Collected data —

▼

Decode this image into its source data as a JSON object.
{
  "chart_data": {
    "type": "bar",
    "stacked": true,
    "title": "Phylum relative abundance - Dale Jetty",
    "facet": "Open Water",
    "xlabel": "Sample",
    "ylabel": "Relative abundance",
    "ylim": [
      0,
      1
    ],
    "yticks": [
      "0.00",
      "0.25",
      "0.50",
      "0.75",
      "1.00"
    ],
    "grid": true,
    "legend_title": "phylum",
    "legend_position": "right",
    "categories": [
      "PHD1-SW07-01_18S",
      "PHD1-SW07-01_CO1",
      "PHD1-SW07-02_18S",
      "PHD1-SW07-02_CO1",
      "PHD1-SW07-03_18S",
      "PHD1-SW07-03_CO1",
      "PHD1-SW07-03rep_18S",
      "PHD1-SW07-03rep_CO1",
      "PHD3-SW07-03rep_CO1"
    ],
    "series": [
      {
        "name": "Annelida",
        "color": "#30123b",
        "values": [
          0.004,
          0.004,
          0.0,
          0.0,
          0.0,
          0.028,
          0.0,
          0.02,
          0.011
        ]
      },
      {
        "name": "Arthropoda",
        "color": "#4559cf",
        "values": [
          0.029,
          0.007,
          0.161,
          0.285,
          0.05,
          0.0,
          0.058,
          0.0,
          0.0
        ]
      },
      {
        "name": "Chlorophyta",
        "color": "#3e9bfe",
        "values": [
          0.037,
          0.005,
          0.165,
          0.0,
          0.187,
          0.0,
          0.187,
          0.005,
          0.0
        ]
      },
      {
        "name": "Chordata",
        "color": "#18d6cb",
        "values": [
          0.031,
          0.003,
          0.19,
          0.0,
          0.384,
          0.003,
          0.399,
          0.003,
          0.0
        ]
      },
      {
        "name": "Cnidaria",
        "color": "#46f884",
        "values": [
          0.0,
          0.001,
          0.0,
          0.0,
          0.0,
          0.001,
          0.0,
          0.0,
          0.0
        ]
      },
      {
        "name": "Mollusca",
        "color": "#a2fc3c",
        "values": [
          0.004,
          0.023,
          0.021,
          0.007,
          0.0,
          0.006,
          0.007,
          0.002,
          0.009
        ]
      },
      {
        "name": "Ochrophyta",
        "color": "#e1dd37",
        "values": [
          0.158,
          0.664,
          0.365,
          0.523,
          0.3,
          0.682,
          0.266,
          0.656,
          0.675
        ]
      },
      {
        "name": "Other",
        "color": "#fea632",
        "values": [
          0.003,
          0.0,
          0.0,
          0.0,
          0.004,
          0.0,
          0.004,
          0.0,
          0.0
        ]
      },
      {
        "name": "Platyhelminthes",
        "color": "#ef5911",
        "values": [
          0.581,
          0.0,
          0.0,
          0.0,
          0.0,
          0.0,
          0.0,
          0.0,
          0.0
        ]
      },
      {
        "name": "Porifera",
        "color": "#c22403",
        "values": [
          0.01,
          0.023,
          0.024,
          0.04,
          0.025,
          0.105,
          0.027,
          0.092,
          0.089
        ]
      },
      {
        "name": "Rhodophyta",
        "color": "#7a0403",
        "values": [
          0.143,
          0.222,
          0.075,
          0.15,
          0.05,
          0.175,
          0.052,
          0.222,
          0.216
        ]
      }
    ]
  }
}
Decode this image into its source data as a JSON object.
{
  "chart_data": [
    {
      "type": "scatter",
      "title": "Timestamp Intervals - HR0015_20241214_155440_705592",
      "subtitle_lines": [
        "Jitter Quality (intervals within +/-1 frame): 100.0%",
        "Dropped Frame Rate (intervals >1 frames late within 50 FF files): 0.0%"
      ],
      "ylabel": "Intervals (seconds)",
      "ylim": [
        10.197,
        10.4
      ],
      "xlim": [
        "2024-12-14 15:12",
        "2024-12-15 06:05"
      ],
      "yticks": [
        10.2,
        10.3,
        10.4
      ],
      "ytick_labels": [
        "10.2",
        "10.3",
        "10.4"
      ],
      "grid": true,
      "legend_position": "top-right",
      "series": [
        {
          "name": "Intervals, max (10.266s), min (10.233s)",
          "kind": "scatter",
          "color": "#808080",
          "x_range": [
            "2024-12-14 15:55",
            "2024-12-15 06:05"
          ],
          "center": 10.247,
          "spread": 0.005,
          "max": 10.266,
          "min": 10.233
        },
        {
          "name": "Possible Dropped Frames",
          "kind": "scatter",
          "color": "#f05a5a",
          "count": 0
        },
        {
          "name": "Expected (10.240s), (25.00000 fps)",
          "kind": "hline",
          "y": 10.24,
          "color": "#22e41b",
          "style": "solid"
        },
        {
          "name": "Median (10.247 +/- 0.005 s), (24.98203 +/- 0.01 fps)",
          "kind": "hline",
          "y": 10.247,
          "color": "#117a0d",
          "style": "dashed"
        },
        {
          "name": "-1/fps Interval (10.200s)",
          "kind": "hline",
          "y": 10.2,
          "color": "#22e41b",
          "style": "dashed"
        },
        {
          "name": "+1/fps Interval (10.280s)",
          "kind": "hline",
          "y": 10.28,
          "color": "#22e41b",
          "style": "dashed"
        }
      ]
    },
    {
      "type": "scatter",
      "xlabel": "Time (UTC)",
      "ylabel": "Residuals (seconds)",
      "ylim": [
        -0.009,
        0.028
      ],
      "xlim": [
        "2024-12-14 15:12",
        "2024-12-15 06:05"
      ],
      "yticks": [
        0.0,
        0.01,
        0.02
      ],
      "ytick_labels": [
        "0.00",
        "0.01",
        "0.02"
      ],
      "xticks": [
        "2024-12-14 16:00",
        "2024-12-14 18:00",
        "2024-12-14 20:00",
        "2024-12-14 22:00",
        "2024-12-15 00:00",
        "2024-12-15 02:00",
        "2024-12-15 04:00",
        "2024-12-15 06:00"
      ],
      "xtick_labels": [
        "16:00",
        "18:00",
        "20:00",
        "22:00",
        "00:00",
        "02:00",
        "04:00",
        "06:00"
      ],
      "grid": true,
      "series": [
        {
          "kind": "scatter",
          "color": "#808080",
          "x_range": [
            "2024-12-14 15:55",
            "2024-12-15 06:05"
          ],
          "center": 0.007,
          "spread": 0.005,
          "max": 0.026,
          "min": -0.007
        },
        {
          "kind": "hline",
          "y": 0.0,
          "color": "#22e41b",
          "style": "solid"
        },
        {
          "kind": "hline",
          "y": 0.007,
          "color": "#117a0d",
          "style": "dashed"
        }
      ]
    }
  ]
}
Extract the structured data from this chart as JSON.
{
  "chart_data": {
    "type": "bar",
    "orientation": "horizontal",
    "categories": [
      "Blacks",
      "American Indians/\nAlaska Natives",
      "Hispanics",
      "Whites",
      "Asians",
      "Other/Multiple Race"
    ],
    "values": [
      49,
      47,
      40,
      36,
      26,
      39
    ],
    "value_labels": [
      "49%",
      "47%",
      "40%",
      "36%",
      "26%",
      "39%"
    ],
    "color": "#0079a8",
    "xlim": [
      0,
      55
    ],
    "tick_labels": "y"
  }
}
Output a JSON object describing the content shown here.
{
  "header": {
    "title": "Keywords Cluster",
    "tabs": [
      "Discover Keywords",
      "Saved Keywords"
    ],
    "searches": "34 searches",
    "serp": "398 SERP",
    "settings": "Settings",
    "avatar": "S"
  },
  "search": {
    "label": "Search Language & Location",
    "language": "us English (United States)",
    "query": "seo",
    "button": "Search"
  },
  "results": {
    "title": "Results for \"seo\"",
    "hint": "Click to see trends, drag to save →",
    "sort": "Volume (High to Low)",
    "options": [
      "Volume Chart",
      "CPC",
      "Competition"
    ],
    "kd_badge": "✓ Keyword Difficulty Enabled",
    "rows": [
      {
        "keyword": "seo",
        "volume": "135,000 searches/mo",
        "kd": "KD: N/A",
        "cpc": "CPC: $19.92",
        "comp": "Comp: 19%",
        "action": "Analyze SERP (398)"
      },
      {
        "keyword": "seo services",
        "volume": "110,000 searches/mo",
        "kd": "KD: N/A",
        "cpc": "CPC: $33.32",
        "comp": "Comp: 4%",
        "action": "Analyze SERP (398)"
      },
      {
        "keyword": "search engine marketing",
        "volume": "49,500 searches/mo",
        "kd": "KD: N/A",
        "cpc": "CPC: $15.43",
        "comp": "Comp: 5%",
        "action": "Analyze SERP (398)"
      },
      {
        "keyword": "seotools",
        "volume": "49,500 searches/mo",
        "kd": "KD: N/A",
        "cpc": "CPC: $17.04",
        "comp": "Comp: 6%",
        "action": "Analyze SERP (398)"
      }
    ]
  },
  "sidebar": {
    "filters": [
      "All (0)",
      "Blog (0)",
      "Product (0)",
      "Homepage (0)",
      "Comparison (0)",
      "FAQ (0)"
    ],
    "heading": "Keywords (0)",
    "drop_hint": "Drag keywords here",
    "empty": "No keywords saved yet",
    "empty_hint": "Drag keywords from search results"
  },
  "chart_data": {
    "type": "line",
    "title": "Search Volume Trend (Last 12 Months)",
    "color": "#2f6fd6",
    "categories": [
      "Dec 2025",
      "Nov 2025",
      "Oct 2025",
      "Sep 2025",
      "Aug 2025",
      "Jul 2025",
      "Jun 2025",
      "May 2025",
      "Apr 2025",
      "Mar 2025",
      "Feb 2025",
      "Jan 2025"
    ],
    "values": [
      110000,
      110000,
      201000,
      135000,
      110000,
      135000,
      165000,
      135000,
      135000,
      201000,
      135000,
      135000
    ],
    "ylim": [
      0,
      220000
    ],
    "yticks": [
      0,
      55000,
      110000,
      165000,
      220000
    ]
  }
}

▲

Go through the entries above and pull out each line with "abundance" in it.

    "title": "Phylum relative abundance - Dale Jetty",
    "ylabel": "Relative abundance",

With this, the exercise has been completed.